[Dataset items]
+---+

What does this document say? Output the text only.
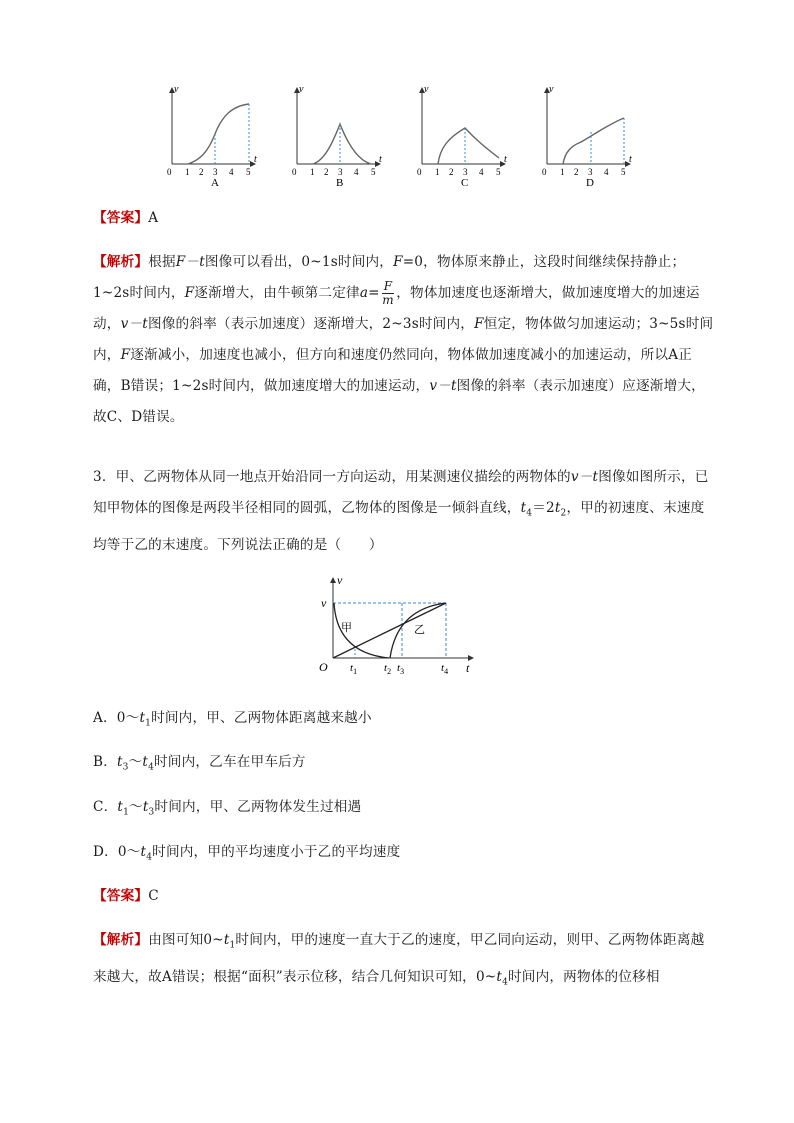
v
t
0 1 2 3 4 5
A
v
t
0 1 2 3 4 5
B
v
t
0 1 2 3 4 5
C
v
t
0 1 2 3 4 5
D
【答案】A
【解析】根据F－t图像可以看出，0~1s时间内，F=0，物体原来静止，这段时间继续保持静止；1~2s时间内，F逐渐增大，由牛顿第二定律$a= \frac{F}{m}$ ，物体加速度也逐渐增大，做加速度增大的加速运动，v－t图像的斜率（表示加速度）逐渐增大，2~3s时间内，F恒定，物体做匀加速运动；3~5s时间内，F逐渐减小，加速度也减小，但方向和速度仍然同向，物体做加速度减小的加速运动，所以A正确，B错误；1~2s时间内，做加速度增大的加速运动，v－t图像的斜率（表示加速度）应逐渐增大，故C、D错误。
3．甲、乙两物体从同一地点开始沿同一方向运动，用某测速仪描绘的两物体的v－t图像如图所示，已知甲物体的图像是两段半径相同的圆弧，乙物体的图像是一倾斜直线，$t_4=2t_2$，甲的初速度、末速度均等于乙的末速度。下列说法正确的是（　　）
v
t
O
v
甲	乙
$t_1$ $t_2$ $t_3$	$t_4$
A．$0\sim t_1$时间内，甲、乙两物体距离越来越小
B．$t_3\sim t_4$时间内，乙车在甲车后方
C．$t_1\sim t_3$时间内，甲、乙两物体发生过相遇
D．$0\sim t_4$时间内，甲的平均速度小于乙的平均速度
【答案】C
【解析】由图可知$0\sim t_1$时间内，甲的速度一直大于乙的速度，甲乙同向运动，则甲、乙两物体距离越来越大，故A错误；根据“面积”表示位移，结合几何知识可知，$0\sim t_4$时间内，两物体的位移相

+---+

** Task directions **
Nothing but the pictures may be dropped; output the records above exactly.

** Finished answer **
What does this document say? Output the text only.
v
t
0 1 2 3 4 5
A
v
t
0 1 2 3 4 5
B
v
t
0 1 2 3 4 5
C
v
t
0 1 2 3 4 5
D
【答案】A
【解析】根据F－t图像可以看出，0~1s时间内，F=0，物体原来静止，这段时间继续保持静止；1~2s时间内，F逐渐增大，由牛顿第二定律$a= \frac{F}{m}$ ，物体加速度也逐渐增大，做加速度增大的加速运动，v－t图像的斜率（表示加速度）逐渐增大，2~3s时间内，F恒定，物体做匀加速运动；3~5s时间内，F逐渐减小，加速度也减小，但方向和速度仍然同向，物体做加速度减小的加速运动，所以A正确，B错误；1~2s时间内，做加速度增大的加速运动，v－t图像的斜率（表示加速度）应逐渐增大，故C、D错误。
3．甲、乙两物体从同一地点开始沿同一方向运动，用某测速仪描绘的两物体的v－t图像如图所示，已知甲物体的图像是两段半径相同的圆弧，乙物体的图像是一倾斜直线，$t_4=2t_2$，甲的初速度、末速度均等于乙的末速度。下列说法正确的是（　　）
v
t
O
v
甲	乙
$t_1$ $t_2$ $t_3$	$t_4$
A．$0\sim t_1$时间内，甲、乙两物体距离越来越小
B．$t_3\sim t_4$时间内，乙车在甲车后方
C．$t_1\sim t_3$时间内，甲、乙两物体发生过相遇
D．$0\sim t_4$时间内，甲的平均速度小于乙的平均速度
【答案】C
【解析】由图可知$0\sim t_1$时间内，甲的速度一直大于乙的速度，甲乙同向运动，则甲、乙两物体距离越来越大，故A错误；根据“面积”表示位移，结合几何知识可知，$0\sim t_4$时间内，两物体的位移相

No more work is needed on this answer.